→ **Brief A**: Reproduce, word for word, everything in the Days In Between passage from "Days In Between also" down to "resurface, or not.".
· · · · ·
Essay films, whether philosophically inclined or politically inflected, often engender (and thus engage us in) thinking and arguing “through poetic affect and aesthetic form.”5 As early as 1910, Georg Lukács observes that the essay “faces life with the same gesture as the work of art” and ascribes to it “the nature and form” of an “intellectual poem.”6 In its cinematic variant, poetic affect and aesthetic form are mobilized for varied sensibilities to enter the film in a durational and “discordant play.”7 Such play also characterizes Days In Between as a practice that thinks disjunctively and anachronistically, and hence “interstitially.”8 The cut becomes “irrational” or, to put it with Louis Schwartz, “the passage from one image to another becomes ambiguous and the images proceed serially rather than sequentially.”9 In Days In Between, the durational character of these repetitive encounters with a changing region keep the gap open, allowing binary notions of self and other, history and memory, or concepts of space and time to become destabilized.

From 1992 to 1995, Bihać once again became the site of severe war crimes and atrocities.10 In Days In Between the narrator ruminates on this: “I have the feeling that I am stepping into Zeno’s ‘Achilles and the Tortoise’ paradox – moving, yet motionless, always a step behind in my attempt to comprehend. Are plurality and change an illusion? I begin to ponder asynchronicity and different speeds, that of the travelling observer and that of the protagonists between the takes, who in turn have their own tempi. I am reminded of Amel, who lives in a brick hut in Bosnia with his small family. ‘There is no work here’, he says, ‘if the system doesn’t take you in, take another path.’ He tried it in Qatar, his body couldn’t cope with the heat. To begin all over again, continually – is that the characteristic feature of the whole region?” Forms of displacement that have inscribed themselves in physical space demonstrate one thing, after all: the growing incompatibilities in contemporary life. 

Days In Between

Days In Between also includes a sequence of shots of geological formations near Varna (Bulgaria), which seem strangely unhinged, out of place. Slowness is not narrated but cinematographically per-formed as pensive gazing, foregrounding a concern with time and process as well as the ways these long-term inscriptions make sedimentary traces of history manifest in micro-stories in the present. The slow form of onlooking made it possible for us to think about time as it is inscribed in human and other-than-human events. Encounters could hibernate and take their own time to resurface, or not.

Days In Between

Your encounters with a region in transition are also encounters with a region that has been colonized and mythologized many times over the last 500 years. At the time, I was interested in demarcation lines and liminalities: in rivers as invisible and politically instrumental borders, especially between the Habsburg and the Ottoman Empires, that divide the peninsula even today. Rivers as transitional zones – where the course of a boundary remains indefinite – formed indeed the starting point for Days In Between. But over time you became more aware of the (im)possibility of portraying something so complex like ‘the Balkans’.
· · · · ·
→ **Brief B**: Transcribe the entries exactly, starting at the line containing "min-billable-size: 128KB — [974, 689, 1032, 710]" and continuing down to the line containing "min-storage-duration: 30 days — [823, 617, 890, 638]", including both of those lines.
· · · · ·
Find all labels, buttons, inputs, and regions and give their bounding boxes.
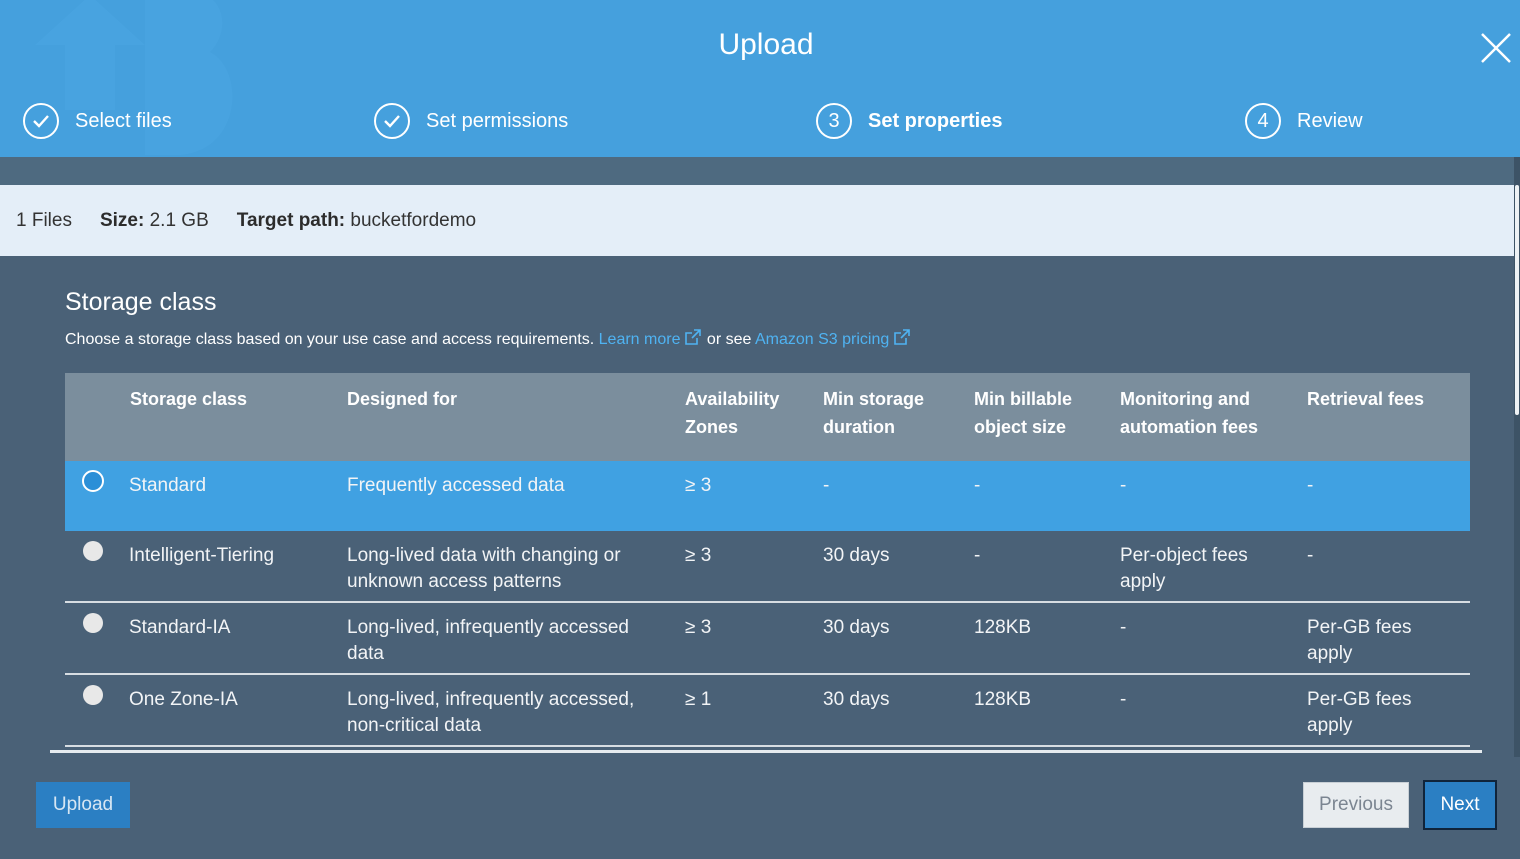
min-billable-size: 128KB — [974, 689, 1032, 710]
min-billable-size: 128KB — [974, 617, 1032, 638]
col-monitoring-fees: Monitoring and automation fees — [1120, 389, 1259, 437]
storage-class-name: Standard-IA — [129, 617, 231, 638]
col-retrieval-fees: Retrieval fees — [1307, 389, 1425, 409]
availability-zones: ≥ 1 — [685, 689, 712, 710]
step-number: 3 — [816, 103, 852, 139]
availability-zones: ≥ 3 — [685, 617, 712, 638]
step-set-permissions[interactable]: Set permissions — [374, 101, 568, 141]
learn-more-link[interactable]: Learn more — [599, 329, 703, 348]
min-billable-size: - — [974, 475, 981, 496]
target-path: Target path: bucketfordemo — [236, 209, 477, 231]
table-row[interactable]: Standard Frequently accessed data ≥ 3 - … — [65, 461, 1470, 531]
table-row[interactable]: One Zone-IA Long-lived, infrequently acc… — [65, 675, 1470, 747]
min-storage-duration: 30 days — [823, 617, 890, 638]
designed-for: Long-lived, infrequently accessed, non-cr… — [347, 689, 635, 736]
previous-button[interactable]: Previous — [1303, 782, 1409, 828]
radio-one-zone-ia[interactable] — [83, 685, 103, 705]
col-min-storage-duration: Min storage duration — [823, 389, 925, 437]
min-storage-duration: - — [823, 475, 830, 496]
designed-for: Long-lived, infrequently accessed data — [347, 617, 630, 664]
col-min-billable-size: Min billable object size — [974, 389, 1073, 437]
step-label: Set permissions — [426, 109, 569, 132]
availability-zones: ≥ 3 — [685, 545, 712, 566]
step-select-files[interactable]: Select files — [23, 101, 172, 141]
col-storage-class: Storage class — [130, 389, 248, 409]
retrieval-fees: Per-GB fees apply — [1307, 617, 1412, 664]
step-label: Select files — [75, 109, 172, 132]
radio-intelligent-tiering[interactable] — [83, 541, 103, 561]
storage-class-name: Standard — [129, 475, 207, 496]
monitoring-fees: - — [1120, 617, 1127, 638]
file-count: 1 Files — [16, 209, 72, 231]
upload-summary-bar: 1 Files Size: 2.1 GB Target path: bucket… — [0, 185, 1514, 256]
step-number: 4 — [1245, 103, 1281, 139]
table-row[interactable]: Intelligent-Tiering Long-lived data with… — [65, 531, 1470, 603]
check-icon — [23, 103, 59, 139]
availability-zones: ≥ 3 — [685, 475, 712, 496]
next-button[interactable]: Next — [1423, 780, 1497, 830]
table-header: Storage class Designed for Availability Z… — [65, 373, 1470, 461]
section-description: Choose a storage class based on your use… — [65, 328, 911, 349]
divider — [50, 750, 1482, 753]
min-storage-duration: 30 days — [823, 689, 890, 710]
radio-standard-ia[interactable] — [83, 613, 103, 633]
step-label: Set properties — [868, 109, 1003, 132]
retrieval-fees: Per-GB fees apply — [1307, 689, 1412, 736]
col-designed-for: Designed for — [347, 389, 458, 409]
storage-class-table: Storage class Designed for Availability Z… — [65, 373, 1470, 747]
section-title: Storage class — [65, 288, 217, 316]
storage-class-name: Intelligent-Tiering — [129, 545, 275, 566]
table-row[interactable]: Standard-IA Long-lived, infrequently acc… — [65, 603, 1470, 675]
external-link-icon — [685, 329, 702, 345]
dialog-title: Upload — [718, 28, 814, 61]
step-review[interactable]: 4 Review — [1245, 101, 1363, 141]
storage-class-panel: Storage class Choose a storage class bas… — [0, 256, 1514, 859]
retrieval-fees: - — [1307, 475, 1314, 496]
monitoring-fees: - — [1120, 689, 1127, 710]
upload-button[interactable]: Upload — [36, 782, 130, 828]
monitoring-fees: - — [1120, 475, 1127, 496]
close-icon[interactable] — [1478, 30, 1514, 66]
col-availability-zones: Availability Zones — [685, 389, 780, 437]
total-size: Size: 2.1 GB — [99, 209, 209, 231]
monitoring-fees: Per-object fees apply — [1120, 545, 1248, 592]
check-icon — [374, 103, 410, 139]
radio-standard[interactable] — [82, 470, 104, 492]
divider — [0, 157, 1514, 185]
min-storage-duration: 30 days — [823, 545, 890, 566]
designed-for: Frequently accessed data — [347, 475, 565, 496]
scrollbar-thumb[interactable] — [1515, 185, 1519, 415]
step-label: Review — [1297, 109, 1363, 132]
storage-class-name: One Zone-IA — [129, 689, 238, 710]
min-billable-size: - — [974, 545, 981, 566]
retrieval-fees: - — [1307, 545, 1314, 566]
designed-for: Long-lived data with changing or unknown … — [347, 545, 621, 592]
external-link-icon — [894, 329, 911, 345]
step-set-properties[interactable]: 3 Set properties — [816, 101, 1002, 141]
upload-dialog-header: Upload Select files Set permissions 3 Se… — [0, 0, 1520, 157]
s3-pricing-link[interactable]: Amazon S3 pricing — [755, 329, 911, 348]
· · · · ·
→ **Written reply A**:
Days In Between also includes a sequence of shots of geological formations near Varna (Bulgaria), which seem strangely unhinged, out of place. Slowness is not narrated but cinematographically per-formed as pensive gazing, foregrounding a concern with time and process as well as the ways these long-term inscriptions make sedimentary traces of history manifest in micro-stories in the present. The slow form of onlooking made it possible for us to think about time as it is inscribed in human and other-than-human events. Encounters could hibernate and take their own time to resurface, or not.

→ **Written reply B**:
min-billable-size: 128KB — [974, 689, 1032, 710]
min-billable-size: 128KB — [974, 617, 1032, 638]
col-monitoring-fees: Monitoring and automation fees — [1120, 389, 1259, 437]
storage-class-name: Standard-IA — [129, 617, 231, 638]
col-retrieval-fees: Retrieval fees — [1307, 389, 1425, 409]
availability-zones: ≥ 1 — [685, 689, 712, 710]
step-number: 3 — [816, 103, 852, 139]
availability-zones: ≥ 3 — [685, 617, 712, 638]
step-set-permissions[interactable]: Set permissions — [374, 101, 568, 141]
learn-more-link[interactable]: Learn more — [599, 329, 703, 348]
min-billable-size: - — [974, 475, 981, 496]
target-path: Target path: bucketfordemo — [236, 209, 477, 231]
table-row[interactable]: Standard Frequently accessed data ≥ 3 - … — [65, 461, 1470, 531]
table-row[interactable]: One Zone-IA Long-lived, infrequently acc… — [65, 675, 1470, 747]
min-storage-duration: 30 days — [823, 617, 890, 638]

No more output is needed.